**Data shown**
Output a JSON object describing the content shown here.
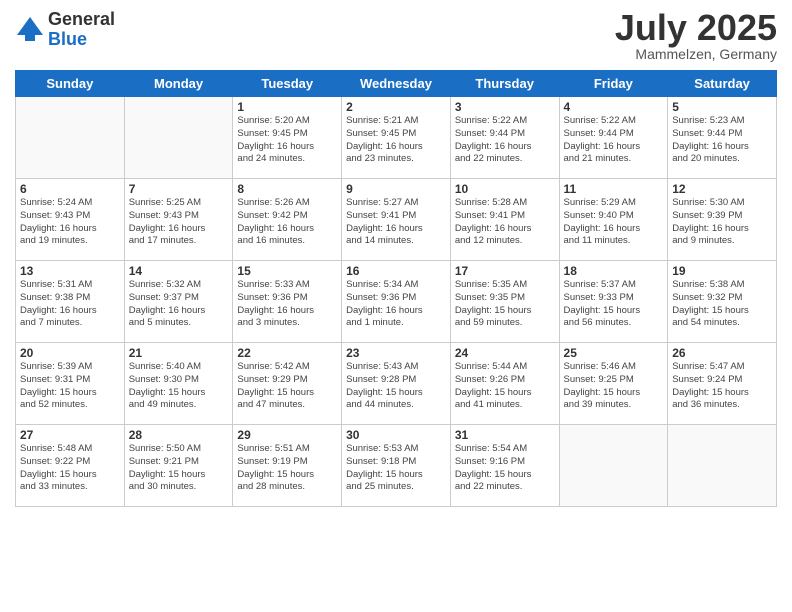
{
  "logo": {
    "general": "General",
    "blue": "Blue"
  },
  "title": "July 2025",
  "location": "Mammelzen, Germany",
  "days_of_week": [
    "Sunday",
    "Monday",
    "Tuesday",
    "Wednesday",
    "Thursday",
    "Friday",
    "Saturday"
  ],
  "weeks": [
    [
      {
        "day": null,
        "info": null
      },
      {
        "day": null,
        "info": null
      },
      {
        "day": "1",
        "info": "Sunrise: 5:20 AM\nSunset: 9:45 PM\nDaylight: 16 hours\nand 24 minutes."
      },
      {
        "day": "2",
        "info": "Sunrise: 5:21 AM\nSunset: 9:45 PM\nDaylight: 16 hours\nand 23 minutes."
      },
      {
        "day": "3",
        "info": "Sunrise: 5:22 AM\nSunset: 9:44 PM\nDaylight: 16 hours\nand 22 minutes."
      },
      {
        "day": "4",
        "info": "Sunrise: 5:22 AM\nSunset: 9:44 PM\nDaylight: 16 hours\nand 21 minutes."
      },
      {
        "day": "5",
        "info": "Sunrise: 5:23 AM\nSunset: 9:44 PM\nDaylight: 16 hours\nand 20 minutes."
      }
    ],
    [
      {
        "day": "6",
        "info": "Sunrise: 5:24 AM\nSunset: 9:43 PM\nDaylight: 16 hours\nand 19 minutes."
      },
      {
        "day": "7",
        "info": "Sunrise: 5:25 AM\nSunset: 9:43 PM\nDaylight: 16 hours\nand 17 minutes."
      },
      {
        "day": "8",
        "info": "Sunrise: 5:26 AM\nSunset: 9:42 PM\nDaylight: 16 hours\nand 16 minutes."
      },
      {
        "day": "9",
        "info": "Sunrise: 5:27 AM\nSunset: 9:41 PM\nDaylight: 16 hours\nand 14 minutes."
      },
      {
        "day": "10",
        "info": "Sunrise: 5:28 AM\nSunset: 9:41 PM\nDaylight: 16 hours\nand 12 minutes."
      },
      {
        "day": "11",
        "info": "Sunrise: 5:29 AM\nSunset: 9:40 PM\nDaylight: 16 hours\nand 11 minutes."
      },
      {
        "day": "12",
        "info": "Sunrise: 5:30 AM\nSunset: 9:39 PM\nDaylight: 16 hours\nand 9 minutes."
      }
    ],
    [
      {
        "day": "13",
        "info": "Sunrise: 5:31 AM\nSunset: 9:38 PM\nDaylight: 16 hours\nand 7 minutes."
      },
      {
        "day": "14",
        "info": "Sunrise: 5:32 AM\nSunset: 9:37 PM\nDaylight: 16 hours\nand 5 minutes."
      },
      {
        "day": "15",
        "info": "Sunrise: 5:33 AM\nSunset: 9:36 PM\nDaylight: 16 hours\nand 3 minutes."
      },
      {
        "day": "16",
        "info": "Sunrise: 5:34 AM\nSunset: 9:36 PM\nDaylight: 16 hours\nand 1 minute."
      },
      {
        "day": "17",
        "info": "Sunrise: 5:35 AM\nSunset: 9:35 PM\nDaylight: 15 hours\nand 59 minutes."
      },
      {
        "day": "18",
        "info": "Sunrise: 5:37 AM\nSunset: 9:33 PM\nDaylight: 15 hours\nand 56 minutes."
      },
      {
        "day": "19",
        "info": "Sunrise: 5:38 AM\nSunset: 9:32 PM\nDaylight: 15 hours\nand 54 minutes."
      }
    ],
    [
      {
        "day": "20",
        "info": "Sunrise: 5:39 AM\nSunset: 9:31 PM\nDaylight: 15 hours\nand 52 minutes."
      },
      {
        "day": "21",
        "info": "Sunrise: 5:40 AM\nSunset: 9:30 PM\nDaylight: 15 hours\nand 49 minutes."
      },
      {
        "day": "22",
        "info": "Sunrise: 5:42 AM\nSunset: 9:29 PM\nDaylight: 15 hours\nand 47 minutes."
      },
      {
        "day": "23",
        "info": "Sunrise: 5:43 AM\nSunset: 9:28 PM\nDaylight: 15 hours\nand 44 minutes."
      },
      {
        "day": "24",
        "info": "Sunrise: 5:44 AM\nSunset: 9:26 PM\nDaylight: 15 hours\nand 41 minutes."
      },
      {
        "day": "25",
        "info": "Sunrise: 5:46 AM\nSunset: 9:25 PM\nDaylight: 15 hours\nand 39 minutes."
      },
      {
        "day": "26",
        "info": "Sunrise: 5:47 AM\nSunset: 9:24 PM\nDaylight: 15 hours\nand 36 minutes."
      }
    ],
    [
      {
        "day": "27",
        "info": "Sunrise: 5:48 AM\nSunset: 9:22 PM\nDaylight: 15 hours\nand 33 minutes."
      },
      {
        "day": "28",
        "info": "Sunrise: 5:50 AM\nSunset: 9:21 PM\nDaylight: 15 hours\nand 30 minutes."
      },
      {
        "day": "29",
        "info": "Sunrise: 5:51 AM\nSunset: 9:19 PM\nDaylight: 15 hours\nand 28 minutes."
      },
      {
        "day": "30",
        "info": "Sunrise: 5:53 AM\nSunset: 9:18 PM\nDaylight: 15 hours\nand 25 minutes."
      },
      {
        "day": "31",
        "info": "Sunrise: 5:54 AM\nSunset: 9:16 PM\nDaylight: 15 hours\nand 22 minutes."
      },
      {
        "day": null,
        "info": null
      },
      {
        "day": null,
        "info": null
      }
    ]
  ]
}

**Written task**
Give back all entries exactly. No pictures belong in the copy.

**Exercise response**
Output a JSON object describing the content shown here.
{
  "logo": {
    "general": "General",
    "blue": "Blue"
  },
  "title": "July 2025",
  "location": "Mammelzen, Germany",
  "days_of_week": [
    "Sunday",
    "Monday",
    "Tuesday",
    "Wednesday",
    "Thursday",
    "Friday",
    "Saturday"
  ],
  "weeks": [
    [
      {
        "day": null,
        "info": null
      },
      {
        "day": null,
        "info": null
      },
      {
        "day": "1",
        "info": "Sunrise: 5:20 AM\nSunset: 9:45 PM\nDaylight: 16 hours\nand 24 minutes."
      },
      {
        "day": "2",
        "info": "Sunrise: 5:21 AM\nSunset: 9:45 PM\nDaylight: 16 hours\nand 23 minutes."
      },
      {
        "day": "3",
        "info": "Sunrise: 5:22 AM\nSunset: 9:44 PM\nDaylight: 16 hours\nand 22 minutes."
      },
      {
        "day": "4",
        "info": "Sunrise: 5:22 AM\nSunset: 9:44 PM\nDaylight: 16 hours\nand 21 minutes."
      },
      {
        "day": "5",
        "info": "Sunrise: 5:23 AM\nSunset: 9:44 PM\nDaylight: 16 hours\nand 20 minutes."
      }
    ],
    [
      {
        "day": "6",
        "info": "Sunrise: 5:24 AM\nSunset: 9:43 PM\nDaylight: 16 hours\nand 19 minutes."
      },
      {
        "day": "7",
        "info": "Sunrise: 5:25 AM\nSunset: 9:43 PM\nDaylight: 16 hours\nand 17 minutes."
      },
      {
        "day": "8",
        "info": "Sunrise: 5:26 AM\nSunset: 9:42 PM\nDaylight: 16 hours\nand 16 minutes."
      },
      {
        "day": "9",
        "info": "Sunrise: 5:27 AM\nSunset: 9:41 PM\nDaylight: 16 hours\nand 14 minutes."
      },
      {
        "day": "10",
        "info": "Sunrise: 5:28 AM\nSunset: 9:41 PM\nDaylight: 16 hours\nand 12 minutes."
      },
      {
        "day": "11",
        "info": "Sunrise: 5:29 AM\nSunset: 9:40 PM\nDaylight: 16 hours\nand 11 minutes."
      },
      {
        "day": "12",
        "info": "Sunrise: 5:30 AM\nSunset: 9:39 PM\nDaylight: 16 hours\nand 9 minutes."
      }
    ],
    [
      {
        "day": "13",
        "info": "Sunrise: 5:31 AM\nSunset: 9:38 PM\nDaylight: 16 hours\nand 7 minutes."
      },
      {
        "day": "14",
        "info": "Sunrise: 5:32 AM\nSunset: 9:37 PM\nDaylight: 16 hours\nand 5 minutes."
      },
      {
        "day": "15",
        "info": "Sunrise: 5:33 AM\nSunset: 9:36 PM\nDaylight: 16 hours\nand 3 minutes."
      },
      {
        "day": "16",
        "info": "Sunrise: 5:34 AM\nSunset: 9:36 PM\nDaylight: 16 hours\nand 1 minute."
      },
      {
        "day": "17",
        "info": "Sunrise: 5:35 AM\nSunset: 9:35 PM\nDaylight: 15 hours\nand 59 minutes."
      },
      {
        "day": "18",
        "info": "Sunrise: 5:37 AM\nSunset: 9:33 PM\nDaylight: 15 hours\nand 56 minutes."
      },
      {
        "day": "19",
        "info": "Sunrise: 5:38 AM\nSunset: 9:32 PM\nDaylight: 15 hours\nand 54 minutes."
      }
    ],
    [
      {
        "day": "20",
        "info": "Sunrise: 5:39 AM\nSunset: 9:31 PM\nDaylight: 15 hours\nand 52 minutes."
      },
      {
        "day": "21",
        "info": "Sunrise: 5:40 AM\nSunset: 9:30 PM\nDaylight: 15 hours\nand 49 minutes."
      },
      {
        "day": "22",
        "info": "Sunrise: 5:42 AM\nSunset: 9:29 PM\nDaylight: 15 hours\nand 47 minutes."
      },
      {
        "day": "23",
        "info": "Sunrise: 5:43 AM\nSunset: 9:28 PM\nDaylight: 15 hours\nand 44 minutes."
      },
      {
        "day": "24",
        "info": "Sunrise: 5:44 AM\nSunset: 9:26 PM\nDaylight: 15 hours\nand 41 minutes."
      },
      {
        "day": "25",
        "info": "Sunrise: 5:46 AM\nSunset: 9:25 PM\nDaylight: 15 hours\nand 39 minutes."
      },
      {
        "day": "26",
        "info": "Sunrise: 5:47 AM\nSunset: 9:24 PM\nDaylight: 15 hours\nand 36 minutes."
      }
    ],
    [
      {
        "day": "27",
        "info": "Sunrise: 5:48 AM\nSunset: 9:22 PM\nDaylight: 15 hours\nand 33 minutes."
      },
      {
        "day": "28",
        "info": "Sunrise: 5:50 AM\nSunset: 9:21 PM\nDaylight: 15 hours\nand 30 minutes."
      },
      {
        "day": "29",
        "info": "Sunrise: 5:51 AM\nSunset: 9:19 PM\nDaylight: 15 hours\nand 28 minutes."
      },
      {
        "day": "30",
        "info": "Sunrise: 5:53 AM\nSunset: 9:18 PM\nDaylight: 15 hours\nand 25 minutes."
      },
      {
        "day": "31",
        "info": "Sunrise: 5:54 AM\nSunset: 9:16 PM\nDaylight: 15 hours\nand 22 minutes."
      },
      {
        "day": null,
        "info": null
      },
      {
        "day": null,
        "info": null
      }
    ]
  ]
}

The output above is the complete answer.